[REQUIRED WORK] Transcribe the material below exactly as it appears.

[PROVIDED ENTRIES]
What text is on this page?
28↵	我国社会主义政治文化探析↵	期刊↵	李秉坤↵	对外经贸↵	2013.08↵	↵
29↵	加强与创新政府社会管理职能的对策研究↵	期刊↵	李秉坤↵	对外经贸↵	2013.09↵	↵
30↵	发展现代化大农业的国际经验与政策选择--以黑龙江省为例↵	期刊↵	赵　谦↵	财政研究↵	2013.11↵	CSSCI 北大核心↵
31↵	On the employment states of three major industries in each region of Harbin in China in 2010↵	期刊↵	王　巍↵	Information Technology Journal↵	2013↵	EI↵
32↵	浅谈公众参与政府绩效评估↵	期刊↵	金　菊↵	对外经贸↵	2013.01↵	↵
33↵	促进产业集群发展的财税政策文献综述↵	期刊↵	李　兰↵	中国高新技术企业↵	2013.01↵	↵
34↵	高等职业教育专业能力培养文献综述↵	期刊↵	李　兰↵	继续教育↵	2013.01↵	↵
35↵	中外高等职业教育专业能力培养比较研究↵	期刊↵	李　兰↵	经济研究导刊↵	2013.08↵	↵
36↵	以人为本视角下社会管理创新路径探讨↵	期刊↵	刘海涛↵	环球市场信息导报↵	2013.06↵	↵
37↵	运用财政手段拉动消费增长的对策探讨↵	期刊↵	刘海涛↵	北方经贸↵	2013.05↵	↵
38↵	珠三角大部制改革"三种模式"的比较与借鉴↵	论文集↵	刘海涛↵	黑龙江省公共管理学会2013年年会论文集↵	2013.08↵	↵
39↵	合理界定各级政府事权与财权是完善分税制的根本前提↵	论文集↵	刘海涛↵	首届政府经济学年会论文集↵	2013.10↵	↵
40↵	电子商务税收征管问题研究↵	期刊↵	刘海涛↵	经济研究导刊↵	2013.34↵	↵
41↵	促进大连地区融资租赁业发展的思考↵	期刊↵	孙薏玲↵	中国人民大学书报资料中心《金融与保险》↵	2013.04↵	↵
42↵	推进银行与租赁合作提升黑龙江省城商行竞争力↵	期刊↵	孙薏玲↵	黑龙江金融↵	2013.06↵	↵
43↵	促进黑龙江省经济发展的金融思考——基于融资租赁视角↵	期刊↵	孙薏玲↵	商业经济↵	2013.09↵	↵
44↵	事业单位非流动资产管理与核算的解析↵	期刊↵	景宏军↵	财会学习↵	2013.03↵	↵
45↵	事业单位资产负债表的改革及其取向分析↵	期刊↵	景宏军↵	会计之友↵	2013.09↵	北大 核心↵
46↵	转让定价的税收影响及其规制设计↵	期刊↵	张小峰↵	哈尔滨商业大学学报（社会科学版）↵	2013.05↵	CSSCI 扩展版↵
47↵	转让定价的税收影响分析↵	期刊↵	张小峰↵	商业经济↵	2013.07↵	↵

[CORRECT RESULT]
What text is on this page?
28↵	我国社会主义政治文化探析↵	期刊↵	李秉坤↵	对外经贸↵	2013.08↵	↵
29↵	加强与创新政府社会管理职能的对策研究↵	期刊↵	李秉坤↵	对外经贸↵	2013.09↵	↵
30↵	发展现代化大农业的国际经验与政策选择--以黑龙江省为例↵	期刊↵	赵　谦↵	财政研究↵	2013.11↵	CSSCI 北大核心↵
31↵	On the employment states of three major industries in each region of Harbin in China in 2010↵	期刊↵	王　巍↵	Information Technology Journal↵	2013↵	EI↵
32↵	浅谈公众参与政府绩效评估↵	期刊↵	金　菊↵	对外经贸↵	2013.01↵	↵
33↵	促进产业集群发展的财税政策文献综述↵	期刊↵	李　兰↵	中国高新技术企业↵	2013.01↵	↵
34↵	高等职业教育专业能力培养文献综述↵	期刊↵	李　兰↵	继续教育↵	2013.01↵	↵
35↵	中外高等职业教育专业能力培养比较研究↵	期刊↵	李　兰↵	经济研究导刊↵	2013.08↵	↵
36↵	以人为本视角下社会管理创新路径探讨↵	期刊↵	刘海涛↵	环球市场信息导报↵	2013.06↵	↵
37↵	运用财政手段拉动消费增长的对策探讨↵	期刊↵	刘海涛↵	北方经贸↵	2013.05↵	↵
38↵	珠三角大部制改革"三种模式"的比较与借鉴↵	论文集↵	刘海涛↵	黑龙江省公共管理学会2013年年会论文集↵	2013.08↵	↵
39↵	合理界定各级政府事权与财权是完善分税制的根本前提↵	论文集↵	刘海涛↵	首届政府经济学年会论文集↵	2013.10↵	↵
40↵	电子商务税收征管问题研究↵	期刊↵	刘海涛↵	经济研究导刊↵	2013.34↵	↵
41↵	促进大连地区融资租赁业发展的思考↵	期刊↵	孙薏玲↵	中国人民大学书报资料中心《金融与保险》↵	2013.04↵	↵
42↵	推进银行与租赁合作提升黑龙江省城商行竞争力↵	期刊↵	孙薏玲↵	黑龙江金融↵	2013.06↵	↵
43↵	促进黑龙江省经济发展的金融思考——基于融资租赁视角↵	期刊↵	孙薏玲↵	商业经济↵	2013.09↵	↵
44↵	事业单位非流动资产管理与核算的解析↵	期刊↵	景宏军↵	财会学习↵	2013.03↵	↵
45↵	事业单位资产负债表的改革及其取向分析↵	期刊↵	景宏军↵	会计之友↵	2013.09↵	北大 核心↵
46↵	转让定价的税收影响及其规制设计↵	期刊↵	张小峰↵	哈尔滨商业大学学报（社会科学版）↵	2013.05↵	CSSCI 扩展版↵
47↵	转让定价的税收影响分析↵	期刊↵	张小峰↵	商业经济↵	2013.07↵	↵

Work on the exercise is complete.